> _TASK_
Print every line of the material below word for word, but leave out the pictures.

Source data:
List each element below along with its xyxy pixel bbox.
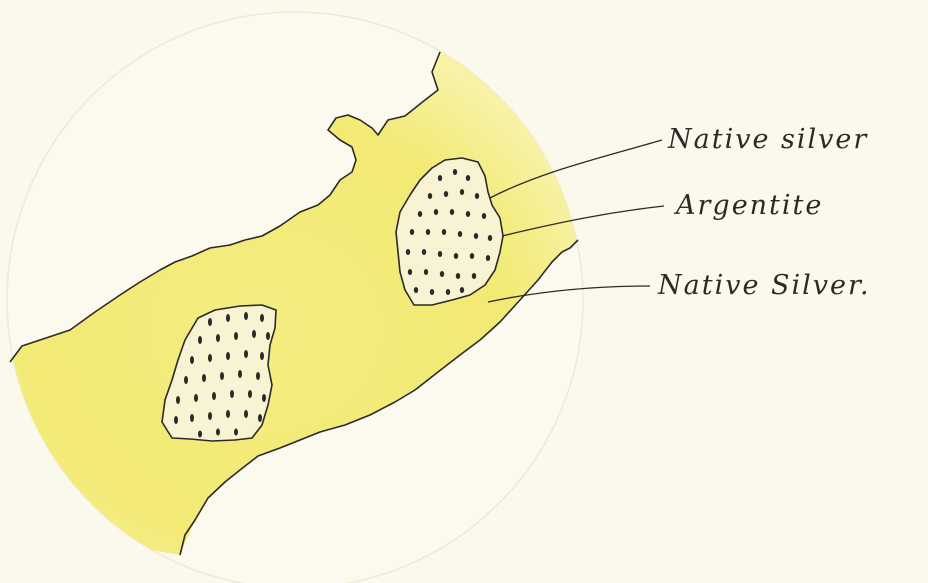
label-argentite: Argentite — [673, 190, 823, 221]
label-native-silver-1: Native silver — [667, 124, 868, 155]
label-native-silver-2: Native Silver. — [657, 270, 871, 301]
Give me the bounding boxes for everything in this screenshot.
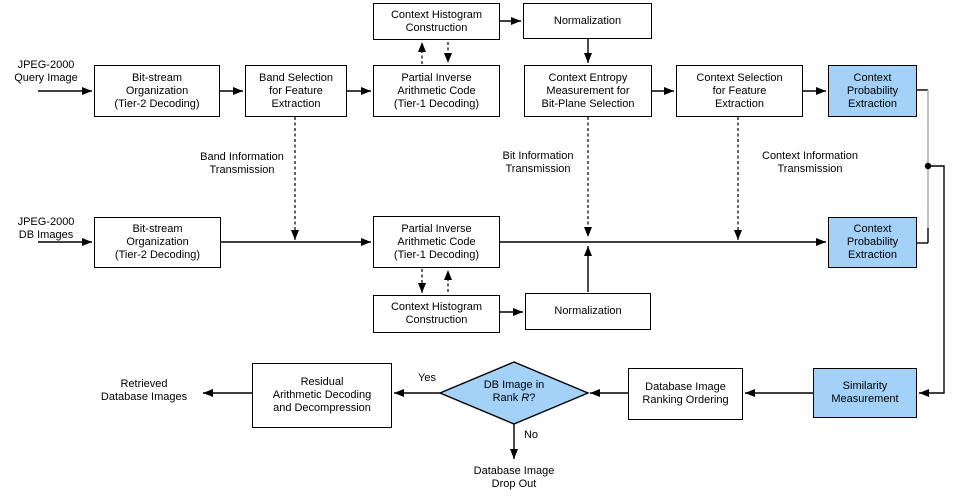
node-band-selection: Band Selection for Feature Extraction	[245, 65, 347, 117]
label-context-transmission: Context Information Transmission	[762, 150, 858, 175]
node-normalization-db: Normalization	[525, 293, 651, 330]
label-yes: Yes	[418, 372, 436, 384]
node-normalization-query: Normalization	[523, 3, 652, 39]
node-context-histogram-query: Context Histogram Construction	[373, 3, 500, 40]
node-context-histogram-db: Context Histogram Construction	[373, 295, 500, 333]
db-images-label: JPEG-2000 DB Images	[17, 216, 75, 241]
decision-diamond	[438, 361, 590, 425]
node-bitstream-organization-db: Bit-stream Organization (Tier-2 Decoding…	[94, 217, 221, 268]
node-partial-inverse-db: Partial Inverse Arithmetic Code (Tier-1 …	[373, 216, 500, 268]
label-retrieved-images: Retrieved Database Images	[100, 378, 188, 403]
decision-line1: DB Image in	[483, 379, 545, 391]
node-bitstream-organization-query: Bit-stream Organization (Tier-2 Decoding…	[94, 65, 220, 117]
label-no: No	[523, 429, 539, 441]
node-context-selection: Context Selection for Feature Extraction	[676, 65, 803, 117]
node-ranking-ordering: Database Image Ranking Ordering	[628, 368, 743, 420]
label-drop-out: Database Image Drop Out	[473, 465, 555, 490]
label-band-transmission: Band Information Transmission	[200, 151, 284, 176]
node-similarity-measurement: Similarity Measurement	[813, 368, 917, 418]
rank-variable: R	[521, 392, 530, 404]
query-image-label: JPEG-2000 Query Image	[14, 59, 78, 84]
node-residual-decoding: Residual Arithmetic Decoding and Decompr…	[252, 363, 392, 428]
node-partial-inverse-query: Partial Inverse Arithmetic Code (Tier-1 …	[373, 65, 500, 117]
node-context-probability-db: Context Probability Extraction	[828, 217, 917, 268]
label-bit-transmission: Bit Information Transmission	[502, 150, 574, 175]
node-context-entropy: Context Entropy Measurement for Bit-Plan…	[524, 65, 652, 117]
decision-line2: Rank R?	[492, 392, 536, 404]
decision-db-image-rank: DB Image in Rank R?	[450, 379, 578, 405]
node-context-probability-query: Context Probability Extraction	[828, 65, 917, 117]
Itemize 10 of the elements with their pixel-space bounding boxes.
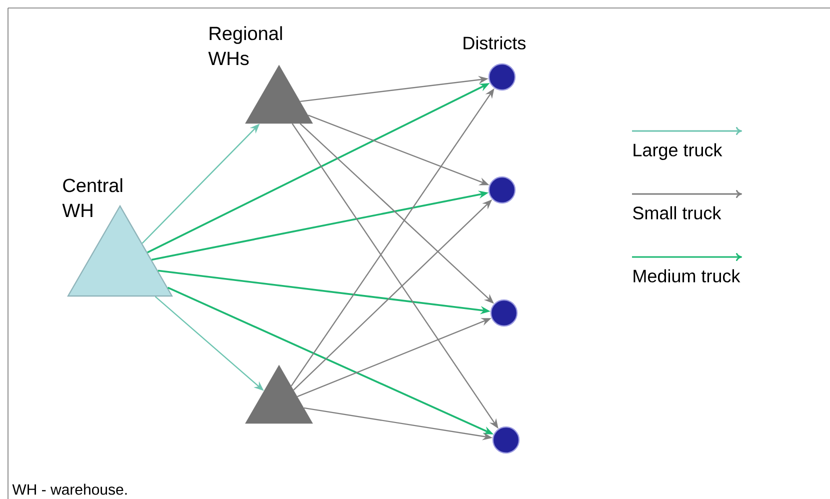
node-label: Central WH (62, 178, 122, 217)
caption: WH - warehouse. (12, 484, 127, 495)
legend-label: Medium truck (634, 269, 740, 282)
dot (492, 426, 520, 454)
dot (488, 63, 516, 91)
legend-label: Large truck (634, 143, 722, 160)
dot (490, 299, 518, 327)
dot (488, 176, 516, 204)
legend-label: Small truck (633, 206, 722, 220)
node-label: Regional WHs (208, 26, 282, 66)
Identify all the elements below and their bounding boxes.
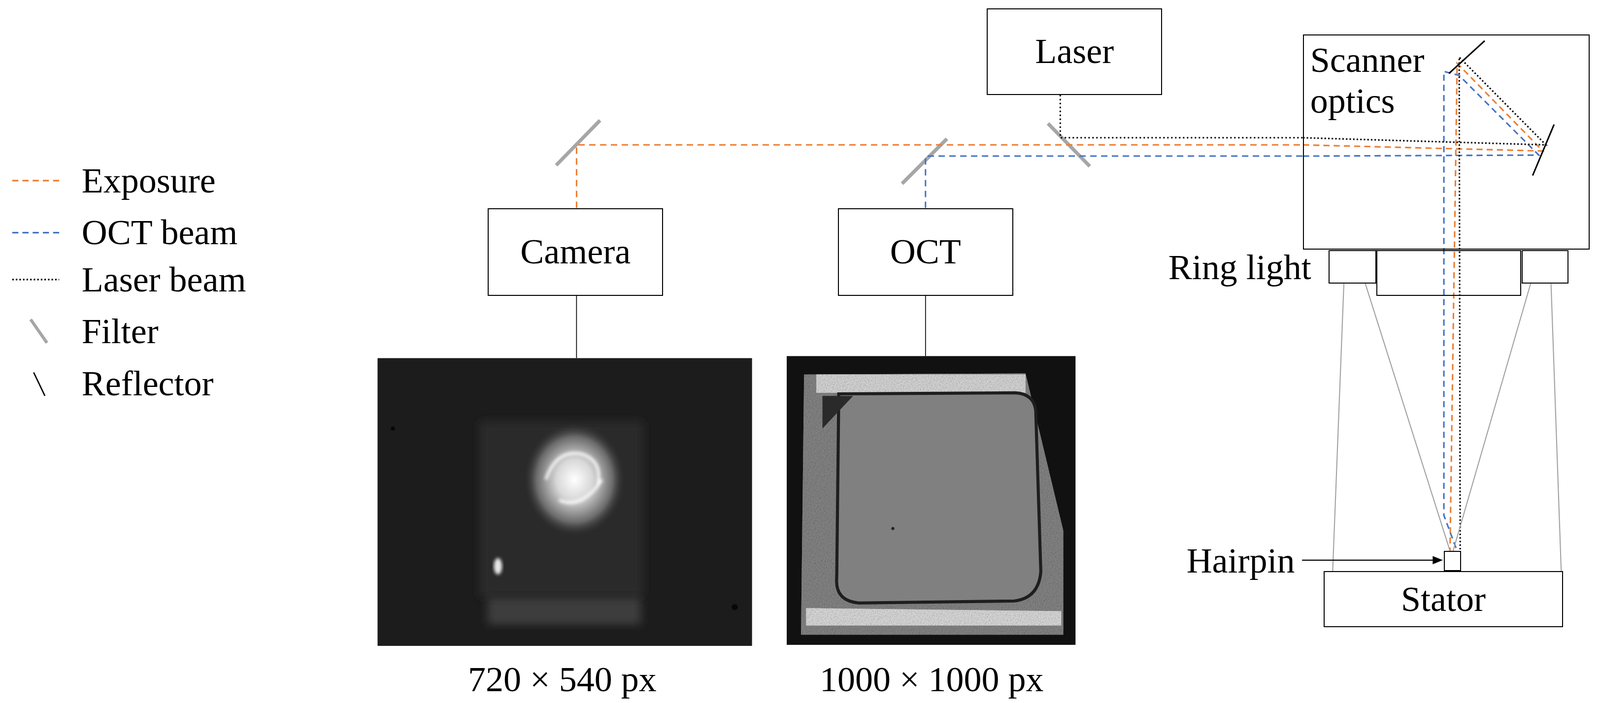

> _ANSWER TO THE TASK_
List each element below along with its xyxy pixel bbox.
label-argentite: Argentite — [673, 190, 823, 221]
label-native-silver-1: Native silver — [667, 124, 868, 155]
label-native-silver-2: Native Silver. — [657, 270, 871, 301]
Give me the bounding boxes for everything in this screenshot.
node-band-selection: Band Selection for Feature Extraction	[245, 65, 347, 117]
label-context-transmission: Context Information Transmission	[762, 150, 858, 175]
node-normalization-db: Normalization	[525, 293, 651, 330]
label-yes: Yes	[418, 372, 436, 384]
node-normalization-query: Normalization	[523, 3, 652, 39]
node-context-histogram-query: Context Histogram Construction	[373, 3, 500, 40]
node-context-histogram-db: Context Histogram Construction	[373, 295, 500, 333]
db-images-label: JPEG-2000 DB Images	[17, 216, 75, 241]
decision-diamond	[438, 361, 590, 425]
node-bitstream-organization-db: Bit-stream Organization (Tier-2 Decoding…	[94, 217, 221, 268]
node-partial-inverse-db: Partial Inverse Arithmetic Code (Tier-1 …	[373, 216, 500, 268]
label-retrieved-images: Retrieved Database Images	[100, 378, 188, 403]
decision-line1: DB Image in	[483, 379, 545, 391]
node-bitstream-organization-query: Bit-stream Organization (Tier-2 Decoding…	[94, 65, 220, 117]
label-no: No	[523, 429, 539, 441]
node-context-selection: Context Selection for Feature Extraction	[676, 65, 803, 117]
node-ranking-ordering: Database Image Ranking Ordering	[628, 368, 743, 420]
label-drop-out: Database Image Drop Out	[473, 465, 555, 490]
label-band-transmission: Band Information Transmission	[200, 151, 284, 176]
node-similarity-measurement: Similarity Measurement	[813, 368, 917, 418]
rank-variable: R	[521, 392, 530, 404]
query-image-label: JPEG-2000 Query Image	[14, 59, 78, 84]
node-residual-decoding: Residual Arithmetic Decoding and Decompr…	[252, 363, 392, 428]
node-partial-inverse-query: Partial Inverse Arithmetic Code (Tier-1 …	[373, 65, 500, 117]
node-context-probability-db: Context Probability Extraction	[828, 217, 917, 268]
label-bit-transmission: Bit Information Transmission	[502, 150, 574, 175]
node-context-entropy: Context Entropy Measurement for Bit-Plan…	[524, 65, 652, 117]
decision-line2: Rank R?	[492, 392, 536, 404]
decision-db-image-rank: DB Image in Rank R?	[450, 379, 578, 405]
node-context-probability-query: Context Probability Extraction	[828, 65, 917, 117]
Itemize 10 of the elements with their pixel-space bounding boxes.
node-label: Central WH (62, 178, 122, 217)
caption: WH - warehouse. (12, 484, 127, 495)
legend-label: Medium truck (634, 269, 740, 282)
dot (492, 426, 520, 454)
dot (488, 63, 516, 91)
legend-label: Large truck (634, 143, 722, 160)
dot (490, 299, 518, 327)
dot (488, 176, 516, 204)
legend-label: Small truck (633, 206, 722, 220)
node-label: Regional WHs (208, 26, 282, 66)
Identify all the elements below and their bounding boxes.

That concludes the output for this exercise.